(Work instructions)
Please explain, using the sermon below, why the speaker used the original Bible readings for All Saints Day instead of the special readings printed in last week's bulletin.
[start of Document extract]
“But Ruth said, “Do not press me to leave you or to turn back from following you! Where you go, I will go; Where you lodge, I will lodge; your people shall be my people, and your God my God. Where you die, I will die— there will I be buried. May the Lord do thus and so to me, and more as well, if even death parts me from you!” When Naomi saw that she was determined to go with her, she said no more to her.” (Ruth 1:16-18)
Welcome to All Saints Day!
As some of you will be aware, there was a bit of confusion this week over today’s Bible readings. There is a special set of readings for All Saints Day that can be used instead of the standard readings. It was these special readings that were published in our bulletin last week as being this week’s readings yet I decided to reinstate the original readings. This was in part to maintain continuity but mainly because the regular readings already focus on one of the most spectacular of the Bible’s great saints – namely, Ruth!
Ruth is another of those not-often-read books of the Hebrew Bible that we’ve been working our way through lately (Song of Songs, Esther, Job…). Ruth is also the name of the lead character in the book and a saint of some significance!
For those who expressed concern that in my sermon on the Book of Esther a few weeks ago I demolished one of the few female saints and role models in the Bible, let me assure you that today you will hear nothing bad about Ruth who I see as an entirely admirable figure, even if she is rather confronting and was in her own day highly controversial!
Ruth though is a woman of initiative, daring, compassion and determination, and as such she puts the lie to any attempt to depict women in the Bible as figures who only ever move about quietly in the background, playing support roles to the leading (male) characters.
Ruth makes a key contribution to the greater Biblical drama, and she makes a contribution that only a woman can make. Moreover, when we think of Ruth in the long line of great saints who fill the pages of the Hebrew and Christian Bibles, she stands out, not so much because of her gender (though that certainly puts her in a minority listing) but because of the way she looked. Ruth looked different. Her skin colour was different from that of all the other great Biblical heroes because Ruth was not a Jew!
Of course many of us are not even familiar with Ruth’s story, so I’m going to try to unpack that story for you and explore the character of Ruth as I do so by skimming through each of the four chapters of the book that bears her name.
If I skim too fast you can always read the book in its entirety when you get home. The book appears near the beginning of our Hebrew Bible, nestled in between the book of Judges and the books of Samuel (where we first meet the great kings of Israel such as Saul and David). The story of Ruth is indeed set before the time of Saul and David, back when the ‘judges’ ruled Israel – people like Samson and Gideon and Deborah.
[end of Document extract]
[start of Source excerpt]
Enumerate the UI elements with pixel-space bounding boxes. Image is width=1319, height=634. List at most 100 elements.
[end of Source excerpt]
(Answer below)
The speaker reinstated the original readings partly to maintain continuity. The main reason was that the regular readings already focus on one of the Bible's great saints, Ruth, which suits All Saints Day.